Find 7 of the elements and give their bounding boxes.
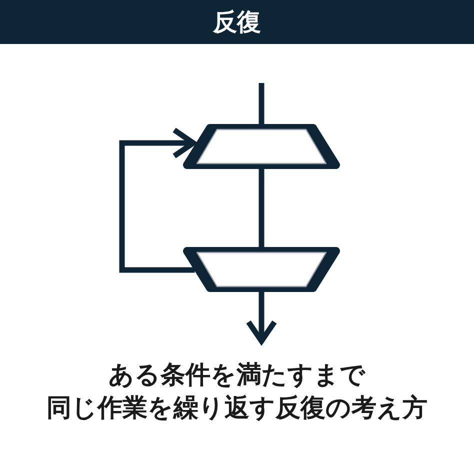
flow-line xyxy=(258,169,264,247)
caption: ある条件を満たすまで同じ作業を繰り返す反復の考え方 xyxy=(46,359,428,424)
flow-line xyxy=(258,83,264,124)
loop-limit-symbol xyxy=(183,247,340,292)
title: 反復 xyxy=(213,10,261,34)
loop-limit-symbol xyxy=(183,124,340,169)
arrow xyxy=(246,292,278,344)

Problem to work on: Copy every line of the material above verbatim, leaving out the picture.

Task answer:
Find 7 of the elements and give their bounding boxes.
flow-line xyxy=(258,169,264,247)
caption: ある条件を満たすまで同じ作業を繰り返す反復の考え方 xyxy=(46,359,428,424)
flow-line xyxy=(258,83,264,124)
loop-limit-symbol xyxy=(183,247,340,292)
title: 反復 xyxy=(213,10,261,34)
loop-limit-symbol xyxy=(183,124,340,169)
arrow xyxy=(246,292,278,344)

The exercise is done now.